Problem description
Transcribe every record that appears below, exactly and in full.

--- Start of Entries ---

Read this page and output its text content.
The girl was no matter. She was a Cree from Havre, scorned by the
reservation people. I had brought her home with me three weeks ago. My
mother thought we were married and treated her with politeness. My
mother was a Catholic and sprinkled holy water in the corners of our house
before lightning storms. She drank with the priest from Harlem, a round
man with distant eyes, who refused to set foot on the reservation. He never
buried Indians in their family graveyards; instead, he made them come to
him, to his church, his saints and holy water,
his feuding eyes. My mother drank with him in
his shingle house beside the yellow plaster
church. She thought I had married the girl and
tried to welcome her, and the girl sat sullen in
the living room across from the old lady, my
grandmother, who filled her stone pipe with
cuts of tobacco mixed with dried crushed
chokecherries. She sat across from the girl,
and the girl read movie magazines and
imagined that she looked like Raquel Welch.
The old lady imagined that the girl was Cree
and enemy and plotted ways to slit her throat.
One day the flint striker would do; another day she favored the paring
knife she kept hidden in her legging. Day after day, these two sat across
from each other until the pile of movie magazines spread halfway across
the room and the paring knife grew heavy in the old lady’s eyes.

--- End of Entries ---

In response
Read this page and output its text content.
The girl was no matter. She was a Cree from Havre, scorned by the
reservation people. I had brought her home with me three weeks ago. My
mother thought we were married and treated her with politeness. My
mother was a Catholic and sprinkled holy water in the corners of our house
before lightning storms. She drank with the priest from Harlem, a round
man with distant eyes, who refused to set foot on the reservation. He never
buried Indians in their family graveyards; instead, he made them come to
him, to his church, his saints and holy water,
his feuding eyes. My mother drank with him in
his shingle house beside the yellow plaster
church. She thought I had married the girl and
tried to welcome her, and the girl sat sullen in
the living room across from the old lady, my
grandmother, who filled her stone pipe with
cuts of tobacco mixed with dried crushed
chokecherries. She sat across from the girl,
and the girl read movie magazines and
imagined that she looked like Raquel Welch.
The old lady imagined that the girl was Cree
and enemy and plotted ways to slit her throat.
One day the flint striker would do; another day she favored the paring
knife she kept hidden in her legging. Day after day, these two sat across
from each other until the pile of movie magazines spread halfway across
the room and the paring knife grew heavy in the old lady’s eyes.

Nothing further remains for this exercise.